# Data for processing

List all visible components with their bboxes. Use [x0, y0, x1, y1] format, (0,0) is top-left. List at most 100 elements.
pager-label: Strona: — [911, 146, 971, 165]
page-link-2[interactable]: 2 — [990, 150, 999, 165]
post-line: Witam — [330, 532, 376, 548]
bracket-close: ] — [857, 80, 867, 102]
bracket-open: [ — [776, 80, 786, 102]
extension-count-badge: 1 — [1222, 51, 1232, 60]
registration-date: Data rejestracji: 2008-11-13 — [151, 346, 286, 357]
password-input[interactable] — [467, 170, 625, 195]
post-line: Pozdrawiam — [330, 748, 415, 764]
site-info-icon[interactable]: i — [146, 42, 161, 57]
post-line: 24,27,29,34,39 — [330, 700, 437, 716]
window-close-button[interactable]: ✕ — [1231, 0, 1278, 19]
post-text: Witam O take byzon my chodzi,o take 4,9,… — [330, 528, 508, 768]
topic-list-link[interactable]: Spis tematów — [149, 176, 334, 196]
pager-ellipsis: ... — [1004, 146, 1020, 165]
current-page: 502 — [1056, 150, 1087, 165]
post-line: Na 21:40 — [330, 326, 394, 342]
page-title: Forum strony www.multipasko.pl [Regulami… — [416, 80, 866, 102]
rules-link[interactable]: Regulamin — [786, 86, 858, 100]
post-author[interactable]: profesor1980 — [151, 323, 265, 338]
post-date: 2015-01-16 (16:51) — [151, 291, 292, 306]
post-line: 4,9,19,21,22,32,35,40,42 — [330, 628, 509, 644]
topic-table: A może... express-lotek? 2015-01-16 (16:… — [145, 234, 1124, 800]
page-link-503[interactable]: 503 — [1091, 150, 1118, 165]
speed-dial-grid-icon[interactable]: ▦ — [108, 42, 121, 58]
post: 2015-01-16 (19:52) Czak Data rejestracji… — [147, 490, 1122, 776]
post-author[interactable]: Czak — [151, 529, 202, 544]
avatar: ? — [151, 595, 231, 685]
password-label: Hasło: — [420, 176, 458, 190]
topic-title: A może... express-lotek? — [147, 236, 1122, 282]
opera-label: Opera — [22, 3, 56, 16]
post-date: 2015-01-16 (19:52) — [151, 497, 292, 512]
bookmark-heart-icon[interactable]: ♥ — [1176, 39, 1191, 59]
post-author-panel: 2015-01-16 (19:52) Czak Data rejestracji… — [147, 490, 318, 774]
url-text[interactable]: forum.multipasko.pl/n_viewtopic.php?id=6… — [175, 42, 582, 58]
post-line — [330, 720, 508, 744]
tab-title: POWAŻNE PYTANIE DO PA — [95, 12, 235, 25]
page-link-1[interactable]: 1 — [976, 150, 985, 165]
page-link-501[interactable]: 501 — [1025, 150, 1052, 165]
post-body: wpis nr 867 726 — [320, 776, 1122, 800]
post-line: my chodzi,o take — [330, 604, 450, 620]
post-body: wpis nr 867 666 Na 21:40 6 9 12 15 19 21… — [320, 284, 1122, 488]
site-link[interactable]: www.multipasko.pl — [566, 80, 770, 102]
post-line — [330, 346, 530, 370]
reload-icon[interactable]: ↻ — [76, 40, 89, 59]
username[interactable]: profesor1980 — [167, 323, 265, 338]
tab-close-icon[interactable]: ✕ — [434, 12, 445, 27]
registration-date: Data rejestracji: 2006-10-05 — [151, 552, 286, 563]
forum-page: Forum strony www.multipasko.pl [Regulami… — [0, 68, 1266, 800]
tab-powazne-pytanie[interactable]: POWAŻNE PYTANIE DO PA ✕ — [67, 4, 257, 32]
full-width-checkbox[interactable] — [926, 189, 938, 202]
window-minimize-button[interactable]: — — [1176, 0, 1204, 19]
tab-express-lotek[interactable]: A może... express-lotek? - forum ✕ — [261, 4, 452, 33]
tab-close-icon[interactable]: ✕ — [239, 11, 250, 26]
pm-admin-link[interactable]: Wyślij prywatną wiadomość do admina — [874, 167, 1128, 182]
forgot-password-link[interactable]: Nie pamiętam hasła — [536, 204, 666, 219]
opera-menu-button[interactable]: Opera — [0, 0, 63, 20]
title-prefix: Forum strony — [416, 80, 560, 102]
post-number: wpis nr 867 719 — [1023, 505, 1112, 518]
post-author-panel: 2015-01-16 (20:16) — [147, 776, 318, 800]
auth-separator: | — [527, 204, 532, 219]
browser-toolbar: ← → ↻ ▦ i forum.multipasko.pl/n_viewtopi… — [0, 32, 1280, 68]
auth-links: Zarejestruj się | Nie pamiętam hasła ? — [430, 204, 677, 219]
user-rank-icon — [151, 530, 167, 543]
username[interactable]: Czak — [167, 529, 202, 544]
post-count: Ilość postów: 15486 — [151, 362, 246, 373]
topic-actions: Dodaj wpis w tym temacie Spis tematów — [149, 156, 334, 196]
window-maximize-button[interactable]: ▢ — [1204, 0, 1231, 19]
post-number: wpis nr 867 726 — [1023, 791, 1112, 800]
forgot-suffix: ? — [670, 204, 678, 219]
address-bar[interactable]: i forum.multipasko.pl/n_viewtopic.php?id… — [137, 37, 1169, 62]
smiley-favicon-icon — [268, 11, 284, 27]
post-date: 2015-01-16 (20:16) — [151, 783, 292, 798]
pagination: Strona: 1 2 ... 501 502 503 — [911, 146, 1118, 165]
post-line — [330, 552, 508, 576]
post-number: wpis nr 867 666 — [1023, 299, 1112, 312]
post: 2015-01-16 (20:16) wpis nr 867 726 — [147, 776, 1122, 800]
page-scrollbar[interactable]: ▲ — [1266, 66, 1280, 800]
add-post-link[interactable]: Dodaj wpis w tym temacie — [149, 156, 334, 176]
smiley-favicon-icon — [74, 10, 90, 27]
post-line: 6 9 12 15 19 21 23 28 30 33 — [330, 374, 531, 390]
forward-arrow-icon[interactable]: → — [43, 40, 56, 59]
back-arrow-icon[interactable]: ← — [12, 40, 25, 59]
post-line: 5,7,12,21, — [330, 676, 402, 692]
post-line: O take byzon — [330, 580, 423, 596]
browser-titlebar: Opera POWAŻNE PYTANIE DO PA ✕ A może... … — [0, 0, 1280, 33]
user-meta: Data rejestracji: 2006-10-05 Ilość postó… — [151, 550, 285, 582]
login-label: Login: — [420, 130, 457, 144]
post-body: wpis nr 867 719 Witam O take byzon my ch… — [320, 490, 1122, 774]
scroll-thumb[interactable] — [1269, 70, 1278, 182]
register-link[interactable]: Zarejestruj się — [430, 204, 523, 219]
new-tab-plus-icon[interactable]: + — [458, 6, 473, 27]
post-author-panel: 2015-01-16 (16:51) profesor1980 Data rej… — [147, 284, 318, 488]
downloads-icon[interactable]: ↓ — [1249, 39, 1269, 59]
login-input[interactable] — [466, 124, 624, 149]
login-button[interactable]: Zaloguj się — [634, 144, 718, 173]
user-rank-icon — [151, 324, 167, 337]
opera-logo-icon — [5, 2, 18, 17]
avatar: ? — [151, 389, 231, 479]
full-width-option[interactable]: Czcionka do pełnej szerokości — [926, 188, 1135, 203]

# Aim
Can you write out every one of the rows above character for character, with nothing changed?

# Full output
List all visible components with their bboxes. Use [x0, y0, x1, y1] format, (0,0) is top-left. List at most 100 elements.
pager-label: Strona: — [911, 146, 971, 165]
page-link-2[interactable]: 2 — [990, 150, 999, 165]
post-line: Witam — [330, 532, 376, 548]
bracket-close: ] — [857, 80, 867, 102]
bracket-open: [ — [776, 80, 786, 102]
extension-count-badge: 1 — [1222, 51, 1232, 60]
registration-date: Data rejestracji: 2008-11-13 — [151, 346, 286, 357]
password-input[interactable] — [467, 170, 625, 195]
post-line: Pozdrawiam — [330, 748, 415, 764]
site-info-icon[interactable]: i — [146, 42, 161, 57]
post-line: 24,27,29,34,39 — [330, 700, 437, 716]
window-close-button[interactable]: ✕ — [1231, 0, 1278, 19]
post-text: Witam O take byzon my chodzi,o take 4,9,… — [330, 528, 508, 768]
topic-list-link[interactable]: Spis tematów — [149, 176, 334, 196]
pager-ellipsis: ... — [1004, 146, 1020, 165]
current-page: 502 — [1056, 150, 1087, 165]
post-line: Na 21:40 — [330, 326, 394, 342]
page-title: Forum strony www.multipasko.pl [Regulami… — [416, 80, 866, 102]
rules-link[interactable]: Regulamin — [786, 86, 858, 100]
post-author[interactable]: profesor1980 — [151, 323, 265, 338]
post-date: 2015-01-16 (16:51) — [151, 291, 292, 306]
post-line: 4,9,19,21,22,32,35,40,42 — [330, 628, 509, 644]
topic-table: A może... express-lotek? 2015-01-16 (16:… — [145, 234, 1124, 800]
page-link-503[interactable]: 503 — [1091, 150, 1118, 165]
speed-dial-grid-icon[interactable]: ▦ — [108, 42, 121, 58]
post: 2015-01-16 (19:52) Czak Data rejestracji… — [147, 490, 1122, 776]
post-author[interactable]: Czak — [151, 529, 202, 544]
avatar: ? — [151, 595, 231, 685]
password-label: Hasło: — [420, 176, 458, 190]
topic-title: A może... express-lotek? — [147, 236, 1122, 282]
opera-label: Opera — [22, 3, 56, 16]
post-date: 2015-01-16 (19:52) — [151, 497, 292, 512]
bookmark-heart-icon[interactable]: ♥ — [1176, 39, 1191, 59]
post-author-panel: 2015-01-16 (19:52) Czak Data rejestracji… — [147, 490, 318, 774]
url-text[interactable]: forum.multipasko.pl/n_viewtopic.php?id=6… — [175, 42, 582, 58]
post-line — [330, 720, 508, 744]
tab-title: POWAŻNE PYTANIE DO PA — [95, 12, 235, 25]
page-link-1[interactable]: 1 — [976, 150, 985, 165]
page-link-501[interactable]: 501 — [1025, 150, 1052, 165]
post-body: wpis nr 867 726 — [320, 776, 1122, 800]
post-line: my chodzi,o take — [330, 604, 450, 620]
post-body: wpis nr 867 666 Na 21:40 6 9 12 15 19 21… — [320, 284, 1122, 488]
site-link[interactable]: www.multipasko.pl — [566, 80, 770, 102]
post-line — [330, 346, 530, 370]
reload-icon[interactable]: ↻ — [76, 40, 89, 59]
username[interactable]: profesor1980 — [167, 323, 265, 338]
tab-close-icon[interactable]: ✕ — [434, 12, 445, 27]
registration-date: Data rejestracji: 2006-10-05 — [151, 552, 286, 563]
forum-page: Forum strony www.multipasko.pl [Regulami… — [0, 68, 1266, 800]
tab-powazne-pytanie[interactable]: POWAŻNE PYTANIE DO PA ✕ — [67, 4, 257, 32]
full-width-checkbox[interactable] — [926, 189, 938, 202]
window-minimize-button[interactable]: — — [1176, 0, 1204, 19]
tab-express-lotek[interactable]: A może... express-lotek? - forum ✕ — [261, 4, 452, 33]
tab-close-icon[interactable]: ✕ — [239, 11, 250, 26]
pm-admin-link[interactable]: Wyślij prywatną wiadomość do admina — [874, 167, 1128, 182]
forgot-password-link[interactable]: Nie pamiętam hasła — [536, 204, 666, 219]
opera-menu-button[interactable]: Opera — [0, 0, 63, 20]
title-prefix: Forum strony — [416, 80, 560, 102]
post-number: wpis nr 867 719 — [1023, 505, 1112, 518]
post-author-panel: 2015-01-16 (20:16) — [147, 776, 318, 800]
auth-separator: | — [527, 204, 532, 219]
browser-toolbar: ← → ↻ ▦ i forum.multipasko.pl/n_viewtopi… — [0, 32, 1280, 68]
auth-links: Zarejestruj się | Nie pamiętam hasła ? — [430, 204, 677, 219]
user-rank-icon — [151, 530, 167, 543]
username[interactable]: Czak — [167, 529, 202, 544]
post-count: Ilość postów: 15486 — [151, 362, 246, 373]
topic-actions: Dodaj wpis w tym temacie Spis tematów — [149, 156, 334, 196]
window-maximize-button[interactable]: ▢ — [1204, 0, 1231, 19]
post-number: wpis nr 867 726 — [1023, 791, 1112, 800]
forgot-suffix: ? — [670, 204, 678, 219]
address-bar[interactable]: i forum.multipasko.pl/n_viewtopic.php?id… — [137, 37, 1169, 62]
smiley-favicon-icon — [268, 11, 284, 27]
post-date: 2015-01-16 (20:16) — [151, 783, 292, 798]
pagination: Strona: 1 2 ... 501 502 503 — [911, 146, 1118, 165]
post-line — [330, 552, 508, 576]
post-number: wpis nr 867 666 — [1023, 299, 1112, 312]
post: 2015-01-16 (20:16) wpis nr 867 726 — [147, 776, 1122, 800]
page-scrollbar[interactable]: ▲ — [1266, 66, 1280, 800]
add-post-link[interactable]: Dodaj wpis w tym temacie — [149, 156, 334, 176]
smiley-favicon-icon — [74, 10, 90, 27]
post-line: 6 9 12 15 19 21 23 28 30 33 — [330, 374, 531, 390]
forward-arrow-icon[interactable]: → — [43, 40, 56, 59]
back-arrow-icon[interactable]: ← — [12, 40, 25, 59]
post-line: 5,7,12,21, — [330, 676, 402, 692]
post-line: O take byzon — [330, 580, 423, 596]
browser-titlebar: Opera POWAŻNE PYTANIE DO PA ✕ A może... … — [0, 0, 1280, 33]
user-meta: Data rejestracji: 2006-10-05 Ilość postó… — [151, 550, 285, 582]
login-label: Login: — [420, 130, 457, 144]
post-body: wpis nr 867 719 Witam O take byzon my ch… — [320, 490, 1122, 774]
scroll-thumb[interactable] — [1269, 70, 1278, 182]
register-link[interactable]: Zarejestruj się — [430, 204, 523, 219]
new-tab-plus-icon[interactable]: + — [458, 6, 473, 27]
post-author-panel: 2015-01-16 (16:51) profesor1980 Data rej… — [147, 284, 318, 488]
downloads-icon[interactable]: ↓ — [1249, 39, 1269, 59]
login-input[interactable] — [466, 124, 624, 149]
login-button[interactable]: Zaloguj się — [634, 144, 718, 173]
user-rank-icon — [151, 324, 167, 337]
opera-logo-icon — [5, 2, 18, 17]
avatar: ? — [151, 389, 231, 479]
full-width-option[interactable]: Czcionka do pełnej szerokości — [926, 188, 1135, 203]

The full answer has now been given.